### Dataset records
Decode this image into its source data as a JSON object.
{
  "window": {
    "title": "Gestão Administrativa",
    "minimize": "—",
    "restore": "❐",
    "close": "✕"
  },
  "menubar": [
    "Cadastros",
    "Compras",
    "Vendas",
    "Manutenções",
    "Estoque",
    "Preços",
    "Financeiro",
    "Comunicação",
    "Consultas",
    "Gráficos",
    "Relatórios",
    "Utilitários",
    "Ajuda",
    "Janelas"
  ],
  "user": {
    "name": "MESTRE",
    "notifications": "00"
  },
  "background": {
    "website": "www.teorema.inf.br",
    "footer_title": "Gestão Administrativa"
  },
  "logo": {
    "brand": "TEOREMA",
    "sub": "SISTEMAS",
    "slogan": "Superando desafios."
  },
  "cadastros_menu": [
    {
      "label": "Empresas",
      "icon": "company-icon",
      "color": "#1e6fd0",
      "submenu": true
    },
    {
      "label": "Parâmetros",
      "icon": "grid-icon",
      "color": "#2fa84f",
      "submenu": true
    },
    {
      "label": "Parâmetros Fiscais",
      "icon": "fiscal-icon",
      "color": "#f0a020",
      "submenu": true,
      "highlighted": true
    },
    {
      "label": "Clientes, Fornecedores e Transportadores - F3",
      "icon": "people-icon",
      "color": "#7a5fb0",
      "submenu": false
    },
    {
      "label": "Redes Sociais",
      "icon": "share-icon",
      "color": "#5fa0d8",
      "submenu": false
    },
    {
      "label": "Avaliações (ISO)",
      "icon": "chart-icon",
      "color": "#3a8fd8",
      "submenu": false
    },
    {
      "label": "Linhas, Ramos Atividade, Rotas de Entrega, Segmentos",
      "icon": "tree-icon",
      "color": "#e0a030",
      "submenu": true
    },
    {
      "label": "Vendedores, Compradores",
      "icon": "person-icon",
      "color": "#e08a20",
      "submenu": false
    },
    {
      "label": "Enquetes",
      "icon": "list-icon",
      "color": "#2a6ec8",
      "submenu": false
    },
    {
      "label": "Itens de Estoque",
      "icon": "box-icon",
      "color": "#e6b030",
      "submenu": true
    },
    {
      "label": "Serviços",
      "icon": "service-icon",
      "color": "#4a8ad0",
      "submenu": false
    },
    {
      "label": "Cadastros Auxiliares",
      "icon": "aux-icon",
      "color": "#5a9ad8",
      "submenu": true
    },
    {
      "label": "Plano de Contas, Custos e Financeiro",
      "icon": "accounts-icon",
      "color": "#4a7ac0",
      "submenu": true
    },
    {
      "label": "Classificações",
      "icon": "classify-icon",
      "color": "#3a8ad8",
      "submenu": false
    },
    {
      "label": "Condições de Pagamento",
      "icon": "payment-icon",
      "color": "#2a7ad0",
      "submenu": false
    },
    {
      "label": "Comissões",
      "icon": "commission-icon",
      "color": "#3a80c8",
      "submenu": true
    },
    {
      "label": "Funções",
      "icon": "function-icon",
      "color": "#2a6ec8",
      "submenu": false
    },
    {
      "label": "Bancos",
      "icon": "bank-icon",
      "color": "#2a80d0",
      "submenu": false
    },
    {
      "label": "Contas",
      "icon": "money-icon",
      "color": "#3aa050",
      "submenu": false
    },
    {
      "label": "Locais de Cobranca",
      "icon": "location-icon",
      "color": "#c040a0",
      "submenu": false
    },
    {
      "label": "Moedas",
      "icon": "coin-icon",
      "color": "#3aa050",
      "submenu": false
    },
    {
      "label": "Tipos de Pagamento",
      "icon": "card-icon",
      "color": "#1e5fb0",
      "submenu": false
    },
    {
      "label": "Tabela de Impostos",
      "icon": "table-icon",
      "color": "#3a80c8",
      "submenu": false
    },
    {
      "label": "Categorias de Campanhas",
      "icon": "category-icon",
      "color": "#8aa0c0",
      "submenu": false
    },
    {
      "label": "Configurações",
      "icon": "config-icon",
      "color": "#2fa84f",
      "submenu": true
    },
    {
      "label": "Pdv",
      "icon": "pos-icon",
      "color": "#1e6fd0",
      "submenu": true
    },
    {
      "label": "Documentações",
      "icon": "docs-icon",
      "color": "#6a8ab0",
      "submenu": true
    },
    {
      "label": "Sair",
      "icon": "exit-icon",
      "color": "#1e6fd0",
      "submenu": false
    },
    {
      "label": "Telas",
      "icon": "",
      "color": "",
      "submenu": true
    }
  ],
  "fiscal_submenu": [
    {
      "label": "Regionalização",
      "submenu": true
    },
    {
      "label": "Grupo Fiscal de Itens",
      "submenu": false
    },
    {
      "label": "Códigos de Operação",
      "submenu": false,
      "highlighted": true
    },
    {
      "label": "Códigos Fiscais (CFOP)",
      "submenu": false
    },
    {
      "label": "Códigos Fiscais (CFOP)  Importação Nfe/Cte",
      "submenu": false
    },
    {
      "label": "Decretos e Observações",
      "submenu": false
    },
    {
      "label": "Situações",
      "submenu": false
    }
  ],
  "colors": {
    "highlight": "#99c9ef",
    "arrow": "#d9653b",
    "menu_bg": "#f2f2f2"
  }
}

==

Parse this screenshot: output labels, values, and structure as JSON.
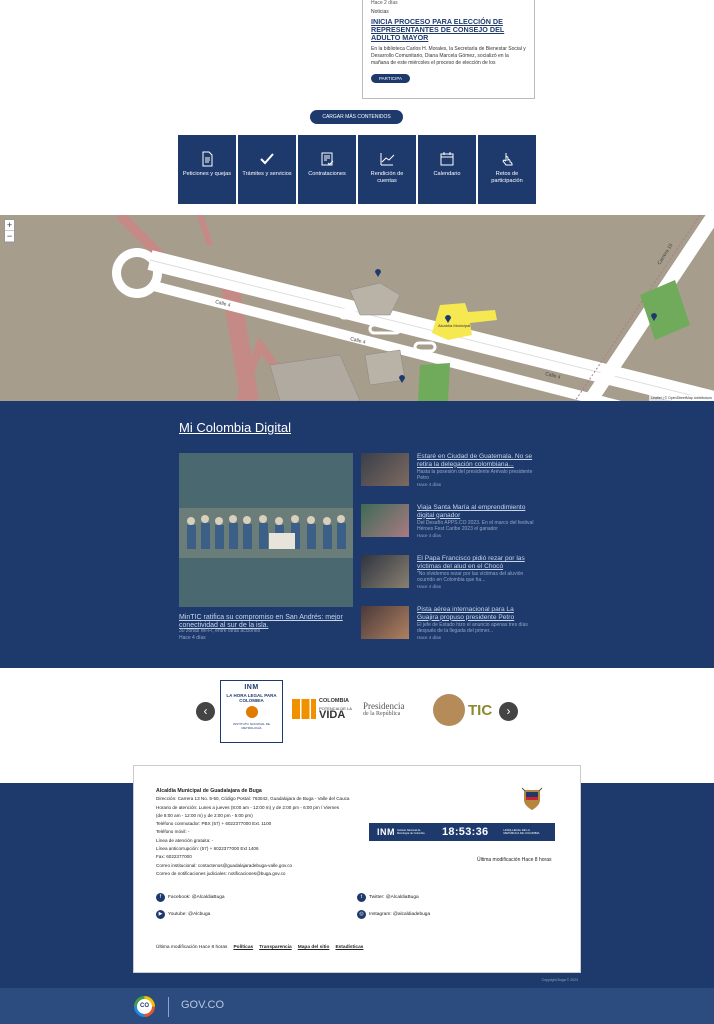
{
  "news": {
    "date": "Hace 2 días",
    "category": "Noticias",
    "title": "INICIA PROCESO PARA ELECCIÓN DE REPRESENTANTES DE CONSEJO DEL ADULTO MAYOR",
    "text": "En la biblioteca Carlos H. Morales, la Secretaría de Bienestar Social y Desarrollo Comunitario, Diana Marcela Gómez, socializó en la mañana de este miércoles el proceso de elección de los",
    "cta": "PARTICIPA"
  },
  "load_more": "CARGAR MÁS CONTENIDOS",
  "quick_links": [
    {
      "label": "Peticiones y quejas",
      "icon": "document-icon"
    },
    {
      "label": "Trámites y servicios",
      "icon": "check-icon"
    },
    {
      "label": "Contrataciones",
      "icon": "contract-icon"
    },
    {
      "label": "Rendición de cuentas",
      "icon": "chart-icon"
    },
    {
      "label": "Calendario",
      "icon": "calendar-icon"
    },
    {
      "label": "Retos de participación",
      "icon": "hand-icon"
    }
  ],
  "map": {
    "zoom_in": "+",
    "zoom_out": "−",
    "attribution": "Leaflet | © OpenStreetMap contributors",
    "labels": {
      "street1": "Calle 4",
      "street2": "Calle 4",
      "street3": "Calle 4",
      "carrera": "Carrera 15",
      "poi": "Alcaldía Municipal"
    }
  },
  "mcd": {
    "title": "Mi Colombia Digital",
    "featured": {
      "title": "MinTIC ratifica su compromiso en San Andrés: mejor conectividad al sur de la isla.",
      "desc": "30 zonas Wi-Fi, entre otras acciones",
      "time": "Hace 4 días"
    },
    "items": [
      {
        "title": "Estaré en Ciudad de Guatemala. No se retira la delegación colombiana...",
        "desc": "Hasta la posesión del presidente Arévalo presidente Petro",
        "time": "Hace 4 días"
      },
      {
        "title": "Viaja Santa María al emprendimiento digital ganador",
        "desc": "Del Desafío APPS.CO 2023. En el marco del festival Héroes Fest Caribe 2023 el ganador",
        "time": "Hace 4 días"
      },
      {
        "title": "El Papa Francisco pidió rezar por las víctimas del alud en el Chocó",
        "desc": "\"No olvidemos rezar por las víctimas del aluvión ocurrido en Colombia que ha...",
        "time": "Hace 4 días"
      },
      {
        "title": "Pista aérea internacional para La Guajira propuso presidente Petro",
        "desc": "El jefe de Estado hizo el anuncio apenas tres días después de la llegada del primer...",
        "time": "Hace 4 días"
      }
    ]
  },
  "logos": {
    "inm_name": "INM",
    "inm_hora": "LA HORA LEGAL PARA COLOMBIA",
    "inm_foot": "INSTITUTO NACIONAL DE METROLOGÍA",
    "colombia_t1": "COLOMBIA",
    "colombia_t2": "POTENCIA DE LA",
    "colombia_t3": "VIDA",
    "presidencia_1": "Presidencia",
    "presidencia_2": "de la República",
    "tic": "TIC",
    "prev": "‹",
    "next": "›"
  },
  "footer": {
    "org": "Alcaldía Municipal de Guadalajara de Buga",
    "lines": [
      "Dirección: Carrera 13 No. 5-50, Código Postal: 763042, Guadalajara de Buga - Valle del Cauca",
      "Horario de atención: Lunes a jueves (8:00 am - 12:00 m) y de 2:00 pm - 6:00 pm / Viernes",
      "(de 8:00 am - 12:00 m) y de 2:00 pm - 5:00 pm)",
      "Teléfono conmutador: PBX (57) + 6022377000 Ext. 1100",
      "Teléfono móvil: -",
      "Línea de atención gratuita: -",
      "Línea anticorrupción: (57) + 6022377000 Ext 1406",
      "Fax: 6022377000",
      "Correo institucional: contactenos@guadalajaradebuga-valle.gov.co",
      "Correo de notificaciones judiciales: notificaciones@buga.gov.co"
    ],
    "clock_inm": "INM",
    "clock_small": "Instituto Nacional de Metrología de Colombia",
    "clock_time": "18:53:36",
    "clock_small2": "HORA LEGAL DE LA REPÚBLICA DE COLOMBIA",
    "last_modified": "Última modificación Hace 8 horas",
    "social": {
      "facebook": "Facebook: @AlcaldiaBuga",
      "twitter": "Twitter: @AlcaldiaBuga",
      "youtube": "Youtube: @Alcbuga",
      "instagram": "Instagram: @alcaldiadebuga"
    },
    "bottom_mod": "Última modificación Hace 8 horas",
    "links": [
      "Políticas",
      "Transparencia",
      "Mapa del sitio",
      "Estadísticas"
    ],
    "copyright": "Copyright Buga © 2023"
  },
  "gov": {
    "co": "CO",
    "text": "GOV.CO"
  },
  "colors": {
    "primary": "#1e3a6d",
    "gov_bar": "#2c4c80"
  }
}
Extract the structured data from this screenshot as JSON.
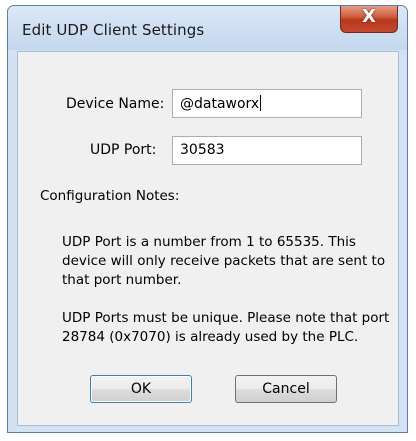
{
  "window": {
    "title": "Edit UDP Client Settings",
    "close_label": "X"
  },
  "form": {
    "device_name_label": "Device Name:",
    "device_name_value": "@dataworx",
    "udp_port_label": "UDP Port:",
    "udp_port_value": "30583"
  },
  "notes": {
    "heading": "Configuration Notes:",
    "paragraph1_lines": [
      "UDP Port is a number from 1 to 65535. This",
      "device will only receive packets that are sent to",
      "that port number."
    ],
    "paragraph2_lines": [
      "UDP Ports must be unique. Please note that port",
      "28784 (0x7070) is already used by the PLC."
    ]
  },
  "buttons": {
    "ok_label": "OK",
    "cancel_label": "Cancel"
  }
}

### Task prompt
Where does the word "Correo" appear? Return each line that holds it.

### The solution
      "Correo institucional: contactenos@guadalajaradebuga-valle.gov.co",
      "Correo de notificaciones judiciales: notificaciones@buga.gov.co"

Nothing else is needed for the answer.